* The request: In the material below, the lines containing the word "TSNE" are required; copy each of them.

* Entries shown:

* START *

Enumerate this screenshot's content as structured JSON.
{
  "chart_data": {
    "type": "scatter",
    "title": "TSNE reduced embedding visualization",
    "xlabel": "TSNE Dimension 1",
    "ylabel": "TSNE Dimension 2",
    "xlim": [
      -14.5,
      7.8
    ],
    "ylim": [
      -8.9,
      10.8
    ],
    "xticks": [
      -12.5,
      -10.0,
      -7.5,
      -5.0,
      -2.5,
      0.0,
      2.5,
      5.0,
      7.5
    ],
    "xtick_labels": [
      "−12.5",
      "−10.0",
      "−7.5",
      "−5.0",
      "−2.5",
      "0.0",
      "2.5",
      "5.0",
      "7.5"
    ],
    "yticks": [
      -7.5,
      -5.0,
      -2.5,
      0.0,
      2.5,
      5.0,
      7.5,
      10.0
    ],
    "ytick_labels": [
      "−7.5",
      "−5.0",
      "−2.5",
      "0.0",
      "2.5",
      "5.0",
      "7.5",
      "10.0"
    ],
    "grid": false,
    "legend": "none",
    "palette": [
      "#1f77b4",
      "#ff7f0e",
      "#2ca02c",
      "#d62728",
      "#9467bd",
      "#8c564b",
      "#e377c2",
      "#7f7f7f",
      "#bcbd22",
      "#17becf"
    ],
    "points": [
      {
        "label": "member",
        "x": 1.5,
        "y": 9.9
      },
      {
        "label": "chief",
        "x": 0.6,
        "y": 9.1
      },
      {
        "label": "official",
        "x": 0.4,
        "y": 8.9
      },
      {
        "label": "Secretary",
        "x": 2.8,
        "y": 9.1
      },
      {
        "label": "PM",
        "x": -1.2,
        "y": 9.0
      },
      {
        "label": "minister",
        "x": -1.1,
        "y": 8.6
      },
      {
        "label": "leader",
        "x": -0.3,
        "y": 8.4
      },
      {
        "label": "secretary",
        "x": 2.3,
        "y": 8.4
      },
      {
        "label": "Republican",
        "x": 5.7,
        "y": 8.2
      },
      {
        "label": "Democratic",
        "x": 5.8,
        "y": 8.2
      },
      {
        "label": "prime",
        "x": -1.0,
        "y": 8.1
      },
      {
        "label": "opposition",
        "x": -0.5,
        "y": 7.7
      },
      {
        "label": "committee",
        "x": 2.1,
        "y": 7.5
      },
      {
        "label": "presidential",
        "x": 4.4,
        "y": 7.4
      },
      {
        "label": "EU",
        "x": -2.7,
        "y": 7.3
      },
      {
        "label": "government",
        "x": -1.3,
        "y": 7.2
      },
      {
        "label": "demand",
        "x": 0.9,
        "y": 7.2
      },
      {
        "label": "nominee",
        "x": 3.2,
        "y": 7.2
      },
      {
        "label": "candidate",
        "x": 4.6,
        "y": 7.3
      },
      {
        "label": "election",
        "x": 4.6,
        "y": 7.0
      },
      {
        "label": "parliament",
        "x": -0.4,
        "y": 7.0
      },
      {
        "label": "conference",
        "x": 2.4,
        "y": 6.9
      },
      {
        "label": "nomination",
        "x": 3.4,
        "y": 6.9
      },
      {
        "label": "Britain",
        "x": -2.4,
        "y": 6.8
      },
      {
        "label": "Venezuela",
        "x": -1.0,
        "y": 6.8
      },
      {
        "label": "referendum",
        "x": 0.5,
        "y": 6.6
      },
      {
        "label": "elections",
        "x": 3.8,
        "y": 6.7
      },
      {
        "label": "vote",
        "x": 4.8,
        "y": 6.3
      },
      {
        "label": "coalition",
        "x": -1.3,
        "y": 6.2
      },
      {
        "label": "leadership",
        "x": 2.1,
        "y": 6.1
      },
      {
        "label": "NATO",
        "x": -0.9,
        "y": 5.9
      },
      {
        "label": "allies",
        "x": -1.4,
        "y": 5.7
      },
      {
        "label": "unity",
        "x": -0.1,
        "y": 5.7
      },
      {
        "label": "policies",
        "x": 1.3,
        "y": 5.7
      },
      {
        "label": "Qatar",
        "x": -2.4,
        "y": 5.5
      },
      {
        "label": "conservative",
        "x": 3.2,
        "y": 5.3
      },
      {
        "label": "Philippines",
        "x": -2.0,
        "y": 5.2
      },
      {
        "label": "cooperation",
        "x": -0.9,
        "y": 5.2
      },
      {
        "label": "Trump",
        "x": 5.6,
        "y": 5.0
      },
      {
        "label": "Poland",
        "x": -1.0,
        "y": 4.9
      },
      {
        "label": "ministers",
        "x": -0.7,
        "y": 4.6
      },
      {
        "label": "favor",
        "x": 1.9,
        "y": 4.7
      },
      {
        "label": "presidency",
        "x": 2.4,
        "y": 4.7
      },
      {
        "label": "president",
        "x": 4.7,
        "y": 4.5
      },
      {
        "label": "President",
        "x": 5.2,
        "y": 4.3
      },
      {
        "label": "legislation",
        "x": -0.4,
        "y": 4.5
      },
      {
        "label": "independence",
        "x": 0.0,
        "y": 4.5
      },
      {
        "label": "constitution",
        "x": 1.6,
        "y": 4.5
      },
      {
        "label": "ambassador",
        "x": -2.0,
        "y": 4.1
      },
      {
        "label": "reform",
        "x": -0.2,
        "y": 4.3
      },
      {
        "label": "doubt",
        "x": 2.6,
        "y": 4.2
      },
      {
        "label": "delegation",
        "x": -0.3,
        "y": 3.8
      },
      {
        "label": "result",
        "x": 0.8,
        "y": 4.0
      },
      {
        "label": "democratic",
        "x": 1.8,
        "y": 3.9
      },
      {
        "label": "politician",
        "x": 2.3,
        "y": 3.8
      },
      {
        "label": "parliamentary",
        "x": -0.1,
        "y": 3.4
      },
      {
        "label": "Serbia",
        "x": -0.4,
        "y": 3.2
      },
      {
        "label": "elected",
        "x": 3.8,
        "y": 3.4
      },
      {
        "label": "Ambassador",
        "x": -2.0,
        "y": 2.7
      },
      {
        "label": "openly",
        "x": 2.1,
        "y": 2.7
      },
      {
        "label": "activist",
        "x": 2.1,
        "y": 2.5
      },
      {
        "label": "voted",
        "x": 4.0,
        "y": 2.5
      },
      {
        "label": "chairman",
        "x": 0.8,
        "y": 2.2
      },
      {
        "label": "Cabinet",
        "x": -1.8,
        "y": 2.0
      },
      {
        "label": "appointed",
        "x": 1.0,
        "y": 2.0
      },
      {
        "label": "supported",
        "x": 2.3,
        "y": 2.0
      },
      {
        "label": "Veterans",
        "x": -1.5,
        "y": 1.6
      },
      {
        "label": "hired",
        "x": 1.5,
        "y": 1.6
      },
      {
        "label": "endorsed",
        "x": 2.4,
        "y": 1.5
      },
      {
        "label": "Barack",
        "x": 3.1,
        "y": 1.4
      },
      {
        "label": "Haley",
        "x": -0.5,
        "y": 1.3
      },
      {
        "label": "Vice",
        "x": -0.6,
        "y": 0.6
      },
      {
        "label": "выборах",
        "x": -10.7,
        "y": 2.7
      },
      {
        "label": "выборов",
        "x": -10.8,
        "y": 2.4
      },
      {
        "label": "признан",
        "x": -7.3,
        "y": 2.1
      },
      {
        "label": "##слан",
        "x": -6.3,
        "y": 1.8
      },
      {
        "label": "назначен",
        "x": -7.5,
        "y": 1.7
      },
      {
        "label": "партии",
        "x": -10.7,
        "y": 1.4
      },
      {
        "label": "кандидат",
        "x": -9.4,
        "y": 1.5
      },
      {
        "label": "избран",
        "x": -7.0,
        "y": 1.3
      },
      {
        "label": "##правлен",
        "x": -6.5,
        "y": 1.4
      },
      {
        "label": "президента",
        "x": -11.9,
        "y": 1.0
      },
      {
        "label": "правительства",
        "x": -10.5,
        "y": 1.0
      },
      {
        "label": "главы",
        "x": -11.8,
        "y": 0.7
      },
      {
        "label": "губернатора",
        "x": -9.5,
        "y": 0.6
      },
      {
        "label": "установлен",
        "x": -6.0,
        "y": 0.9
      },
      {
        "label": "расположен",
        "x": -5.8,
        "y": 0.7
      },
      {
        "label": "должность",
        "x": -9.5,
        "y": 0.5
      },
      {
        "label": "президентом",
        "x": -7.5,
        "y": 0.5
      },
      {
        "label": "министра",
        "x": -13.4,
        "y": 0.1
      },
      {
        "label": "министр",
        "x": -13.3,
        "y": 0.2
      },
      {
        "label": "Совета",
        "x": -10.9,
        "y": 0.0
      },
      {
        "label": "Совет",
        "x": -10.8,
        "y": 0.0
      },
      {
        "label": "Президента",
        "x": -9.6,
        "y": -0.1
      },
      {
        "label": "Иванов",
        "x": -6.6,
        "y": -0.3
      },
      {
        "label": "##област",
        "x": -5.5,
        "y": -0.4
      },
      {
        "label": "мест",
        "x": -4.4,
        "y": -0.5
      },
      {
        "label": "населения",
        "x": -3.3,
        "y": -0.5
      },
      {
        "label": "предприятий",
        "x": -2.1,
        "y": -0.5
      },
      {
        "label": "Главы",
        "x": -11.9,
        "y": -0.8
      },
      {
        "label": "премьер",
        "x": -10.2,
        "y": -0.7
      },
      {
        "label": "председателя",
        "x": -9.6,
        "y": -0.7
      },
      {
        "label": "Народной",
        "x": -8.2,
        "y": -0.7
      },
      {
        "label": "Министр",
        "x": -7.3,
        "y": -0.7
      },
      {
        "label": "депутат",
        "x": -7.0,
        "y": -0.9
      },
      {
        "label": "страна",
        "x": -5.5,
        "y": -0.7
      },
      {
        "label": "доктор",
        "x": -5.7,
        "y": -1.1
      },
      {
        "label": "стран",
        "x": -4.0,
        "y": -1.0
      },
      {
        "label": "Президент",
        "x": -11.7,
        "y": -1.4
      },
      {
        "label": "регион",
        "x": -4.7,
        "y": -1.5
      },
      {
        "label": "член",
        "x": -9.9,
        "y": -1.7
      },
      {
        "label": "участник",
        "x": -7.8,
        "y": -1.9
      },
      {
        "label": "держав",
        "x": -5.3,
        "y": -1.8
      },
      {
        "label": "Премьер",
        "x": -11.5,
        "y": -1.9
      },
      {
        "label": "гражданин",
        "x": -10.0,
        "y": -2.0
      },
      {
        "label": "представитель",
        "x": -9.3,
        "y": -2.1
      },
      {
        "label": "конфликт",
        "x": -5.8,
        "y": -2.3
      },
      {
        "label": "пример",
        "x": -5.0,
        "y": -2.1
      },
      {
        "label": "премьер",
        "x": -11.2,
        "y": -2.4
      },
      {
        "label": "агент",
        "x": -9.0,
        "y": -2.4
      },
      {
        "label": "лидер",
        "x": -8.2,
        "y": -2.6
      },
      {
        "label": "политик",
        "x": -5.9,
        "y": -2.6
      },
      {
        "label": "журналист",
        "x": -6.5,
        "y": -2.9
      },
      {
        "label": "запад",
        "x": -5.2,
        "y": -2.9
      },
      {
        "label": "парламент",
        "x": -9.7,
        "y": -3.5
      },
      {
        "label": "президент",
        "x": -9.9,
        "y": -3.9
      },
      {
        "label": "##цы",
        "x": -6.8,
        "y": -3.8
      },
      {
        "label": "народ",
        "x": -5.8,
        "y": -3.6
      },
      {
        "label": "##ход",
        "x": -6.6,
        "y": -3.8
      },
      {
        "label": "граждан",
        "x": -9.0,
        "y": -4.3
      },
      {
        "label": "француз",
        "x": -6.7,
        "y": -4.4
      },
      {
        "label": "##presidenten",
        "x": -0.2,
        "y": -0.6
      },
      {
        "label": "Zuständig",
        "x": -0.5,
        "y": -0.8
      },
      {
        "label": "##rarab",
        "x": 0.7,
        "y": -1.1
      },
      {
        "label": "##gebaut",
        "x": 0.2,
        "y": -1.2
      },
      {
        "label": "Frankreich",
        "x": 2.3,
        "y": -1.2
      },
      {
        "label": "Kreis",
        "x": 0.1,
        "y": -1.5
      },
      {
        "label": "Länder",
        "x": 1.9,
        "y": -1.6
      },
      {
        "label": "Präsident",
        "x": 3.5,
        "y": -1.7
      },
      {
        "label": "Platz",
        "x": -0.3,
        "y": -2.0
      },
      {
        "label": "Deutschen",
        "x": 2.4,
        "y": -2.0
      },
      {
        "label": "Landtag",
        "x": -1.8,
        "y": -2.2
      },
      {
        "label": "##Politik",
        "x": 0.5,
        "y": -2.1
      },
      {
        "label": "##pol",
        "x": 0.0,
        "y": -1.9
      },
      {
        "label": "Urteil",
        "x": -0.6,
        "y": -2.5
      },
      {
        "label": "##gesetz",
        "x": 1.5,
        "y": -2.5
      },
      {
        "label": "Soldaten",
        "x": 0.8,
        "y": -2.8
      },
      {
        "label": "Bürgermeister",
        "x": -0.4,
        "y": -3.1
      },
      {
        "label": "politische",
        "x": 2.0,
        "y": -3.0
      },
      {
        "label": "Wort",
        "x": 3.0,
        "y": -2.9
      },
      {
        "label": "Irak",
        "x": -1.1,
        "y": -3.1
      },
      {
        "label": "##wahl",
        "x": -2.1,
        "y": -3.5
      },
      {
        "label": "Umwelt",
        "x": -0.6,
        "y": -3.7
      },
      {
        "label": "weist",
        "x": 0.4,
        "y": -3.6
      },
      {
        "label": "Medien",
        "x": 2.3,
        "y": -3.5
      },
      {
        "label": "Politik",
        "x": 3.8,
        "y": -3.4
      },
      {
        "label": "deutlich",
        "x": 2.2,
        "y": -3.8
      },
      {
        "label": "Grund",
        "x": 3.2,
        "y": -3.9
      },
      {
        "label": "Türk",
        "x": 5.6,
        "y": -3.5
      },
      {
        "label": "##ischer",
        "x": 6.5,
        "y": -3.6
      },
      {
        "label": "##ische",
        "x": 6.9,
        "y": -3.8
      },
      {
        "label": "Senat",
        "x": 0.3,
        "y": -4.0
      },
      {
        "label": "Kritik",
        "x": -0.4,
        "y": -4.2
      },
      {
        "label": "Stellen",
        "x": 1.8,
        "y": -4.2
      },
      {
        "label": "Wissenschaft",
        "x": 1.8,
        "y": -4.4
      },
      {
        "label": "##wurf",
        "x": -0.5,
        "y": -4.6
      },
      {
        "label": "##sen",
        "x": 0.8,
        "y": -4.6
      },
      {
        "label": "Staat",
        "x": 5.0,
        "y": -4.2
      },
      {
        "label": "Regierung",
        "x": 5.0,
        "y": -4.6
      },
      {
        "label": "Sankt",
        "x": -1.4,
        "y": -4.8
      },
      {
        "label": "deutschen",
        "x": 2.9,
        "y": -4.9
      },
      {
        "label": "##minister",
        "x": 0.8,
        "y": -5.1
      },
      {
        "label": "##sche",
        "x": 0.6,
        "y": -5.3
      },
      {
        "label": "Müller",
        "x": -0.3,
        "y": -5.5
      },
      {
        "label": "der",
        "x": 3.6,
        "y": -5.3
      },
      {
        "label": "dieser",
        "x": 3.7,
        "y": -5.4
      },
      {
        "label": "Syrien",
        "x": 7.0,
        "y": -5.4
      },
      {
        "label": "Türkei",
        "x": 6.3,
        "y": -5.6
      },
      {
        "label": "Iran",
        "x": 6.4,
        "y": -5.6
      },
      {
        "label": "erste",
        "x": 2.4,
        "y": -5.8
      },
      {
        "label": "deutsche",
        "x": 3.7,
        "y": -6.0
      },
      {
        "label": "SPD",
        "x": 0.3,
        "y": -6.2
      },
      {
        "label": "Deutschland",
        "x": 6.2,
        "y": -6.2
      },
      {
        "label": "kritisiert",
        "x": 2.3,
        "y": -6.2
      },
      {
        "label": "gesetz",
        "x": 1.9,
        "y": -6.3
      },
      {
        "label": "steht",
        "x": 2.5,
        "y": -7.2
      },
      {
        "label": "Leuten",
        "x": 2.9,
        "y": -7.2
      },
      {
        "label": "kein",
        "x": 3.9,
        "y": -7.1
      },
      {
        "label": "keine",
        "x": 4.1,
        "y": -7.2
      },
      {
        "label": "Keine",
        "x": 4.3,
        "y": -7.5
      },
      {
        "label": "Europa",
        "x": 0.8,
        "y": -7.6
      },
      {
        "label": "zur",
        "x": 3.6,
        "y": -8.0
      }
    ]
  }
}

* END *

* Response to this exercise:
    "title": "TSNE reduced embedding visualization",
    "xlabel": "TSNE Dimension 1",
    "ylabel": "TSNE Dimension 2",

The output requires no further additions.